*Task description*:
Below are some entries. Output each one exactly as it appears.

* Start Data to use *

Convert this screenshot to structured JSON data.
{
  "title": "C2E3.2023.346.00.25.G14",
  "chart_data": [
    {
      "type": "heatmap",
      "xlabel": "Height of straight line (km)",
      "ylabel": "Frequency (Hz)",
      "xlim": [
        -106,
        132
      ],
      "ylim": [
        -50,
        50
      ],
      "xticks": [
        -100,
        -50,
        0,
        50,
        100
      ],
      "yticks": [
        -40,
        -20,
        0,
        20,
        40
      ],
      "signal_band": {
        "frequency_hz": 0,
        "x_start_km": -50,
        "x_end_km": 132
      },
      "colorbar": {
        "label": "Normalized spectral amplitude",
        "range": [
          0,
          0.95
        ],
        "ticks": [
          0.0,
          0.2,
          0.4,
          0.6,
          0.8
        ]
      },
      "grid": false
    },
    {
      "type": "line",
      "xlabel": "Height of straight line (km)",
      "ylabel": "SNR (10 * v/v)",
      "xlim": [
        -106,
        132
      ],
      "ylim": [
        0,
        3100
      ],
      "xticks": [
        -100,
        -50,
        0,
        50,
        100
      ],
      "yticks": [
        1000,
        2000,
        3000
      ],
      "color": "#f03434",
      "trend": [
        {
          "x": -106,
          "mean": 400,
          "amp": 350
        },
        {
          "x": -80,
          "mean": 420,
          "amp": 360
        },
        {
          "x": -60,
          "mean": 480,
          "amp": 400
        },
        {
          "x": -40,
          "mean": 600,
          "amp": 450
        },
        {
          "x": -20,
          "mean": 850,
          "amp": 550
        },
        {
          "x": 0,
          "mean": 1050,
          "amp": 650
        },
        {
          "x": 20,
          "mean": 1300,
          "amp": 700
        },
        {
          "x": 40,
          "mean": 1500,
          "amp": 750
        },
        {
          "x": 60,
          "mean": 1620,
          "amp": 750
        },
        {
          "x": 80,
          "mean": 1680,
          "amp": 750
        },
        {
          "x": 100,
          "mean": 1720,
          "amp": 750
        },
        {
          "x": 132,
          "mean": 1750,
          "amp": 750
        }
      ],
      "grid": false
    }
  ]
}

* End Data to use *

*Result of the exercise*:
Convert this screenshot to structured JSON data.
{
  "title": "C2E3.2023.346.00.25.G14",
  "chart_data": [
    {
      "type": "heatmap",
      "xlabel": "Height of straight line (km)",
      "ylabel": "Frequency (Hz)",
      "xlim": [
        -106,
        132
      ],
      "ylim": [
        -50,
        50
      ],
      "xticks": [
        -100,
        -50,
        0,
        50,
        100
      ],
      "yticks": [
        -40,
        -20,
        0,
        20,
        40
      ],
      "signal_band": {
        "frequency_hz": 0,
        "x_start_km": -50,
        "x_end_km": 132
      },
      "colorbar": {
        "label": "Normalized spectral amplitude",
        "range": [
          0,
          0.95
        ],
        "ticks": [
          0.0,
          0.2,
          0.4,
          0.6,
          0.8
        ]
      },
      "grid": false
    },
    {
      "type": "line",
      "xlabel": "Height of straight line (km)",
      "ylabel": "SNR (10 * v/v)",
      "xlim": [
        -106,
        132
      ],
      "ylim": [
        0,
        3100
      ],
      "xticks": [
        -100,
        -50,
        0,
        50,
        100
      ],
      "yticks": [
        1000,
        2000,
        3000
      ],
      "color": "#f03434",
      "trend": [
        {
          "x": -106,
          "mean": 400,
          "amp": 350
        },
        {
          "x": -80,
          "mean": 420,
          "amp": 360
        },
        {
          "x": -60,
          "mean": 480,
          "amp": 400
        },
        {
          "x": -40,
          "mean": 600,
          "amp": 450
        },
        {
          "x": -20,
          "mean": 850,
          "amp": 550
        },
        {
          "x": 0,
          "mean": 1050,
          "amp": 650
        },
        {
          "x": 20,
          "mean": 1300,
          "amp": 700
        },
        {
          "x": 40,
          "mean": 1500,
          "amp": 750
        },
        {
          "x": 60,
          "mean": 1620,
          "amp": 750
        },
        {
          "x": 80,
          "mean": 1680,
          "amp": 750
        },
        {
          "x": 100,
          "mean": 1720,
          "amp": 750
        },
        {
          "x": 132,
          "mean": 1750,
          "amp": 750
        }
      ],
      "grid": false
    }
  ]
}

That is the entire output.